:: DATASET ENTRIES ::
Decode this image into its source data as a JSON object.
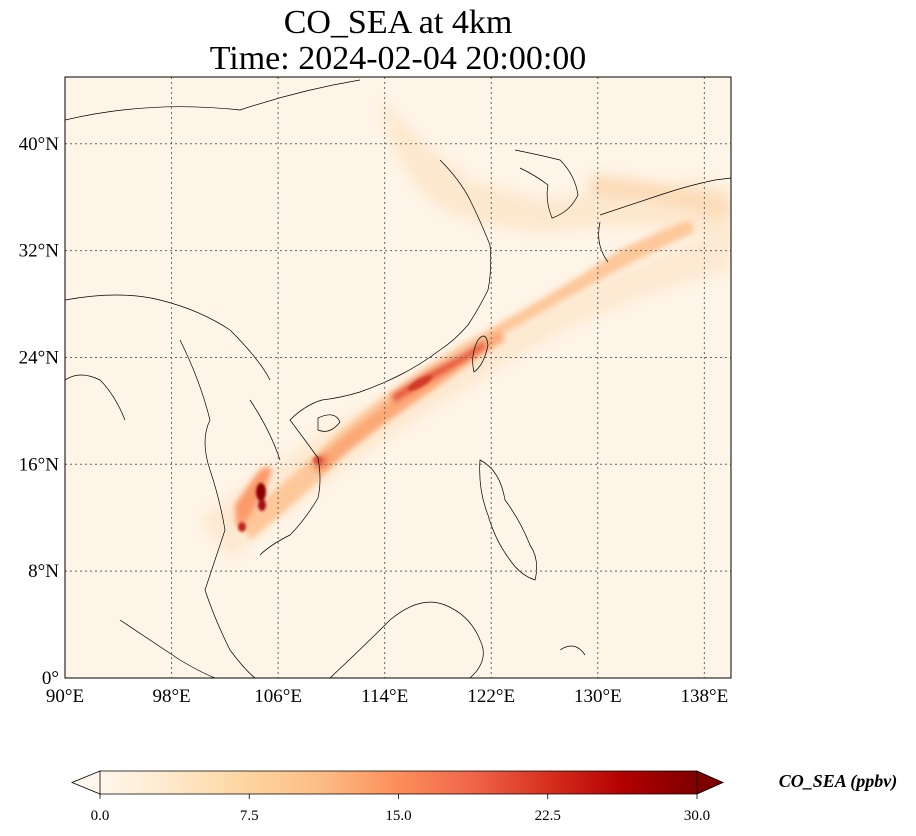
{
  "title": {
    "line1": "CO_SEA at 4km",
    "line2": "Time: 2024-02-04 20:00:00"
  },
  "map": {
    "projection": "PlateCarree",
    "lon_range": [
      90,
      140
    ],
    "lat_range": [
      0,
      45
    ],
    "gridlines": "dotted",
    "lon_ticks": [
      {
        "value": 90,
        "label": "90°E"
      },
      {
        "value": 98,
        "label": "98°E"
      },
      {
        "value": 106,
        "label": "106°E"
      },
      {
        "value": 114,
        "label": "114°E"
      },
      {
        "value": 122,
        "label": "122°E"
      },
      {
        "value": 130,
        "label": "130°E"
      },
      {
        "value": 138,
        "label": "138°E"
      }
    ],
    "lat_ticks": [
      {
        "value": 0,
        "label": "0°"
      },
      {
        "value": 8,
        "label": "8°N"
      },
      {
        "value": 16,
        "label": "16°N"
      },
      {
        "value": 24,
        "label": "24°N"
      },
      {
        "value": 32,
        "label": "32°N"
      },
      {
        "value": 40,
        "label": "40°N"
      }
    ]
  },
  "colorbar": {
    "label": "CO_SEA (ppbv)",
    "colormap": "OrRd",
    "range": [
      0,
      30
    ],
    "extend": "both",
    "ticks": [
      "0.0",
      "7.5",
      "15.0",
      "22.5",
      "30.0"
    ],
    "colors": [
      "#fff7ec",
      "#fee8c8",
      "#fdd49e",
      "#fdbb84",
      "#fc8d59",
      "#ef6548",
      "#d7301f",
      "#b30000",
      "#7f0000"
    ]
  },
  "plume": {
    "description_values": "CO concentration field, ppbv",
    "max_value": 30
  }
}
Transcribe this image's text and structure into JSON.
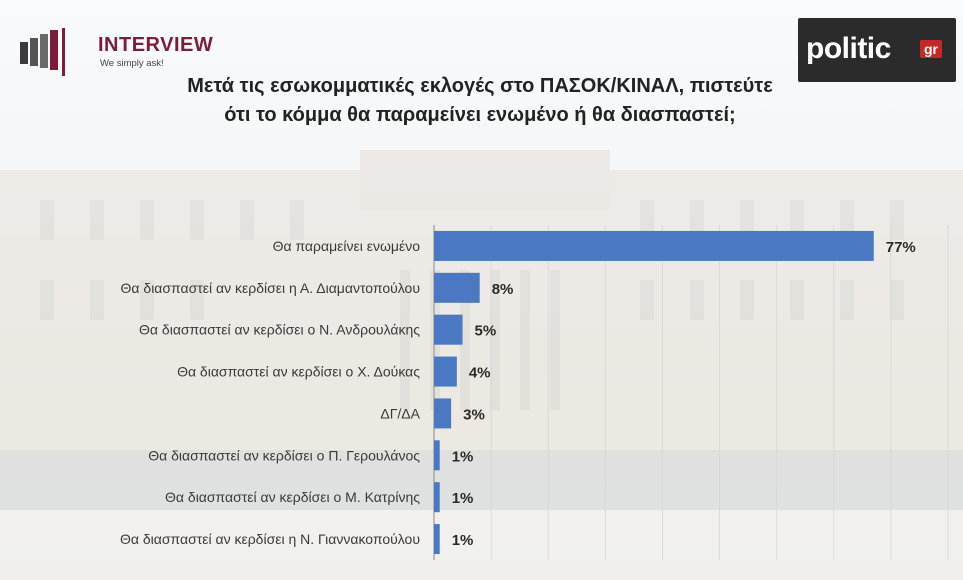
{
  "header": {
    "brand_left": "INTERVIEW",
    "brand_left_tagline": "We simply ask!",
    "brand_right": "politic",
    "brand_right_suffix": "gr"
  },
  "colors": {
    "bar": "#4a78c2",
    "brand_left": "#7a1c3a",
    "brand_right_bg": "#2b2b2b",
    "brand_right_accent": "#c62828"
  },
  "chart_data": {
    "type": "bar",
    "orientation": "horizontal",
    "title": "Μετά τις εσωκομματικές εκλογές στο ΠΑΣΟΚ/ΚΙΝΑΛ, πιστεύτε ότι το κόμμα θα παραμείνει ενωμένο ή θα διασπαστεί;",
    "categories": [
      "Θα παραμείνει ενωμένο",
      "Θα διασπαστεί αν κερδίσει η Α. Διαμαντοπούλου",
      "Θα διασπαστεί αν κερδίσει ο Ν. Ανδρουλάκης",
      "Θα διασπαστεί αν κερδίσει ο Χ. Δούκας",
      "ΔΓ/ΔΑ",
      "Θα διασπαστεί αν κερδίσει ο Π. Γερουλάνος",
      "Θα διασπαστεί αν κερδίσει ο Μ. Κατρίνης",
      "Θα διασπαστεί αν κερδίσει η Ν. Γιαννακοπούλου"
    ],
    "values": [
      77,
      8,
      5,
      4,
      3,
      1,
      1,
      1
    ],
    "value_labels": [
      "77%",
      "8%",
      "5%",
      "4%",
      "3%",
      "1%",
      "1%",
      "1%"
    ],
    "xlim": [
      0,
      90
    ],
    "grid": true,
    "legend": "none"
  }
}
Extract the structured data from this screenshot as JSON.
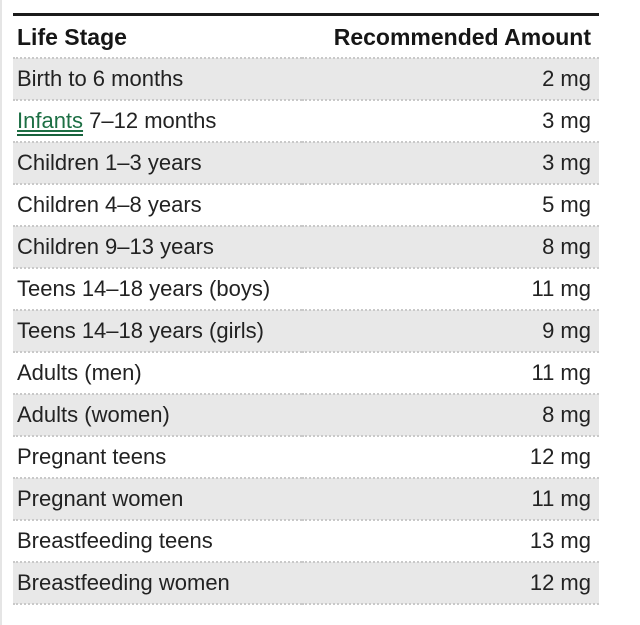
{
  "colors": {
    "top_border": "#1b1b1b",
    "row_shade": "#e8e8e8",
    "dotted_divider": "#c9c9c9",
    "text": "#222222",
    "link_green": "#1d6f44"
  },
  "table": {
    "columns": [
      {
        "label": "Life Stage"
      },
      {
        "label": "Recommended Amount"
      }
    ],
    "rows": [
      {
        "stage": "Birth to 6 months",
        "amount": "2 mg"
      },
      {
        "link_text": "Infants",
        "stage": " 7–12 months",
        "amount": "3 mg"
      },
      {
        "stage": "Children 1–3 years",
        "amount": "3 mg"
      },
      {
        "stage": "Children 4–8 years",
        "amount": "5 mg"
      },
      {
        "stage": "Children 9–13 years",
        "amount": "8 mg"
      },
      {
        "stage": "Teens 14–18 years (boys)",
        "amount": "11 mg"
      },
      {
        "stage": "Teens 14–18 years (girls)",
        "amount": "9 mg"
      },
      {
        "stage": "Adults (men)",
        "amount": "11 mg"
      },
      {
        "stage": "Adults (women)",
        "amount": "8 mg"
      },
      {
        "stage": "Pregnant teens",
        "amount": "12 mg"
      },
      {
        "stage": "Pregnant women",
        "amount": "11 mg"
      },
      {
        "stage": "Breastfeeding teens",
        "amount": "13 mg"
      },
      {
        "stage": "Breastfeeding women",
        "amount": "12 mg"
      }
    ]
  }
}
:::
* _PROBLEM REQUIREMENTS_
All of the data above should be transcribed verbatim, with pictures omitted.

* _RESULT BELOW_
Decode this image into its source data as a JSON object.
{
  "title": {
    "line1": "CO_SEA at 4km",
    "line2": "Time: 2024-02-04 20:00:00"
  },
  "map": {
    "projection": "PlateCarree",
    "lon_range": [
      90,
      140
    ],
    "lat_range": [
      0,
      45
    ],
    "gridlines": "dotted",
    "lon_ticks": [
      {
        "value": 90,
        "label": "90°E"
      },
      {
        "value": 98,
        "label": "98°E"
      },
      {
        "value": 106,
        "label": "106°E"
      },
      {
        "value": 114,
        "label": "114°E"
      },
      {
        "value": 122,
        "label": "122°E"
      },
      {
        "value": 130,
        "label": "130°E"
      },
      {
        "value": 138,
        "label": "138°E"
      }
    ],
    "lat_ticks": [
      {
        "value": 0,
        "label": "0°"
      },
      {
        "value": 8,
        "label": "8°N"
      },
      {
        "value": 16,
        "label": "16°N"
      },
      {
        "value": 24,
        "label": "24°N"
      },
      {
        "value": 32,
        "label": "32°N"
      },
      {
        "value": 40,
        "label": "40°N"
      }
    ]
  },
  "colorbar": {
    "label": "CO_SEA (ppbv)",
    "colormap": "OrRd",
    "range": [
      0,
      30
    ],
    "extend": "both",
    "ticks": [
      "0.0",
      "7.5",
      "15.0",
      "22.5",
      "30.0"
    ],
    "colors": [
      "#fff7ec",
      "#fee8c8",
      "#fdd49e",
      "#fdbb84",
      "#fc8d59",
      "#ef6548",
      "#d7301f",
      "#b30000",
      "#7f0000"
    ]
  },
  "plume": {
    "description_values": "CO concentration field, ppbv",
    "max_value": 30
  }
}
Transcribe this image's text and structure into JSON.
{
  "header": {
    "brand_left": "INTERVIEW",
    "brand_left_tagline": "We simply ask!",
    "brand_right": "politic",
    "brand_right_suffix": "gr"
  },
  "colors": {
    "bar": "#4a78c2",
    "brand_left": "#7a1c3a",
    "brand_right_bg": "#2b2b2b",
    "brand_right_accent": "#c62828"
  },
  "chart_data": {
    "type": "bar",
    "orientation": "horizontal",
    "title": "Μετά τις εσωκομματικές εκλογές στο ΠΑΣΟΚ/ΚΙΝΑΛ, πιστεύτε ότι το κόμμα θα παραμείνει ενωμένο ή θα διασπαστεί;",
    "categories": [
      "Θα παραμείνει ενωμένο",
      "Θα διασπαστεί αν κερδίσει η Α. Διαμαντοπούλου",
      "Θα διασπαστεί αν κερδίσει ο Ν. Ανδρουλάκης",
      "Θα διασπαστεί αν κερδίσει ο Χ. Δούκας",
      "ΔΓ/ΔΑ",
      "Θα διασπαστεί αν κερδίσει ο Π. Γερουλάνος",
      "Θα διασπαστεί αν κερδίσει ο Μ. Κατρίνης",
      "Θα διασπαστεί αν κερδίσει η Ν. Γιαννακοπούλου"
    ],
    "values": [
      77,
      8,
      5,
      4,
      3,
      1,
      1,
      1
    ],
    "value_labels": [
      "77%",
      "8%",
      "5%",
      "4%",
      "3%",
      "1%",
      "1%",
      "1%"
    ],
    "xlim": [
      0,
      90
    ],
    "grid": true,
    "legend": "none"
  }
}
Extract the structured data from this screenshot as JSON.
{
  "colors": {
    "top_border": "#1b1b1b",
    "row_shade": "#e8e8e8",
    "dotted_divider": "#c9c9c9",
    "text": "#222222",
    "link_green": "#1d6f44"
  },
  "table": {
    "columns": [
      {
        "label": "Life Stage"
      },
      {
        "label": "Recommended Amount"
      }
    ],
    "rows": [
      {
        "stage": "Birth to 6 months",
        "amount": "2 mg"
      },
      {
        "link_text": "Infants",
        "stage": " 7–12 months",
        "amount": "3 mg"
      },
      {
        "stage": "Children 1–3 years",
        "amount": "3 mg"
      },
      {
        "stage": "Children 4–8 years",
        "amount": "5 mg"
      },
      {
        "stage": "Children 9–13 years",
        "amount": "8 mg"
      },
      {
        "stage": "Teens 14–18 years (boys)",
        "amount": "11 mg"
      },
      {
        "stage": "Teens 14–18 years (girls)",
        "amount": "9 mg"
      },
      {
        "stage": "Adults (men)",
        "amount": "11 mg"
      },
      {
        "stage": "Adults (women)",
        "amount": "8 mg"
      },
      {
        "stage": "Pregnant teens",
        "amount": "12 mg"
      },
      {
        "stage": "Pregnant women",
        "amount": "11 mg"
      },
      {
        "stage": "Breastfeeding teens",
        "amount": "13 mg"
      },
      {
        "stage": "Breastfeeding women",
        "amount": "12 mg"
      }
    ]
  }
}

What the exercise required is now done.